■ **What needs to be done**: Compute the number of lines that include the string "color", then output that number and nothing else.

■ **Information provided**:
— begin —

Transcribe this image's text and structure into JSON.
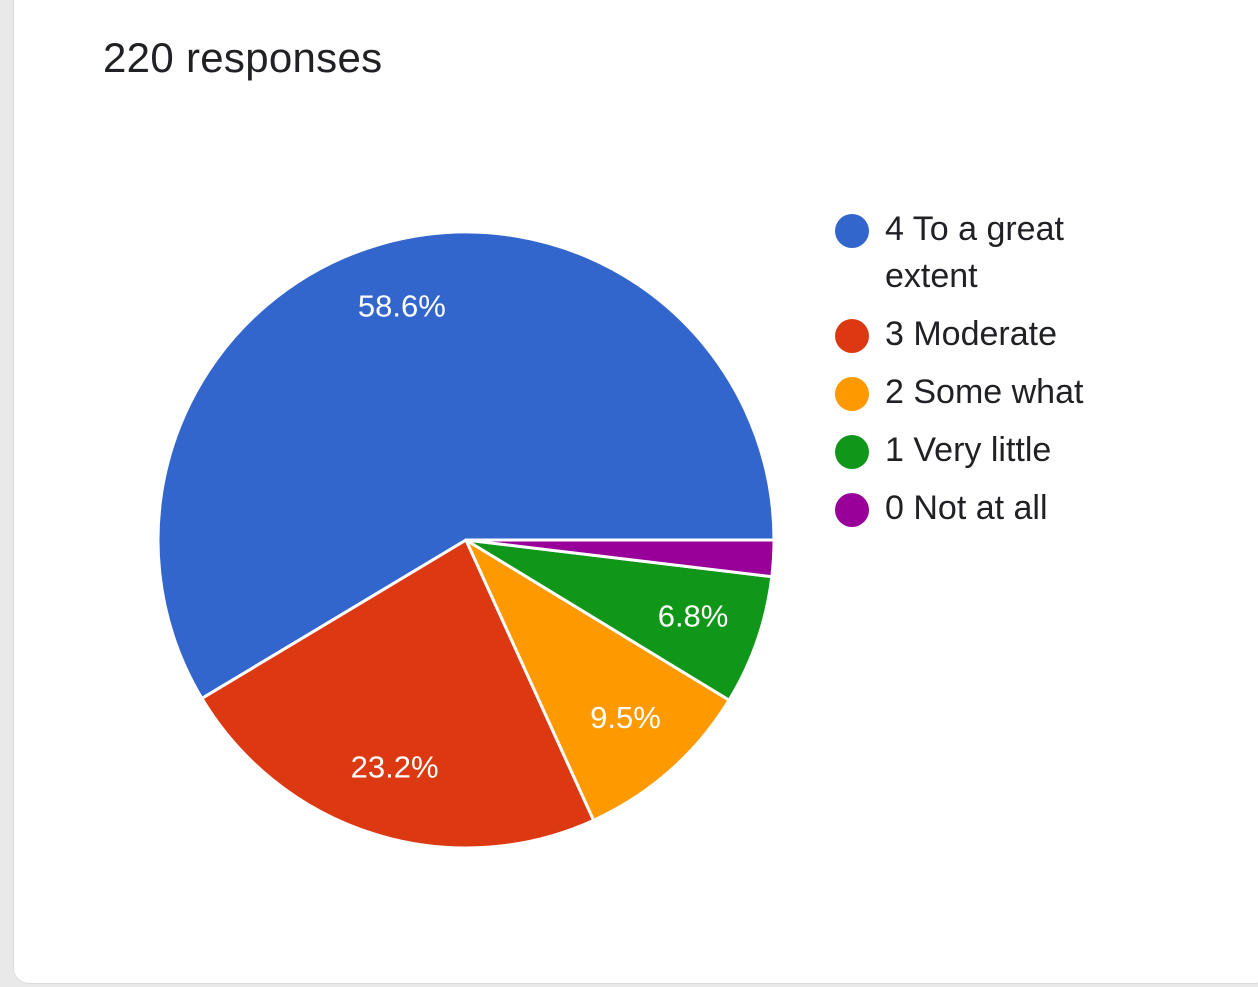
{
  "header": {
    "responses_label": "220 responses"
  },
  "chart_data": {
    "type": "pie",
    "title": "",
    "start_angle_deg": 0,
    "direction": "counterclockwise",
    "legend_position": "right",
    "slices": [
      {
        "label": "4 To a great extent",
        "value": 58.6,
        "display": "58.6%",
        "color": "#3366cc"
      },
      {
        "label": "3 Moderate",
        "value": 23.2,
        "display": "23.2%",
        "color": "#dc3912"
      },
      {
        "label": "2 Some what",
        "value": 9.5,
        "display": "9.5%",
        "color": "#ff9900"
      },
      {
        "label": "1 Very little",
        "value": 6.8,
        "display": "6.8%",
        "color": "#109618"
      },
      {
        "label": "0 Not at all",
        "value": 1.9,
        "display": "",
        "color": "#990099"
      }
    ],
    "legend_lines": [
      [
        "4 To a great",
        "extent"
      ],
      [
        "3 Moderate"
      ],
      [
        "2 Some what"
      ],
      [
        "1 Very little"
      ],
      [
        "0 Not at all"
      ]
    ]
  }
}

— end —

■ **Full solution**: 5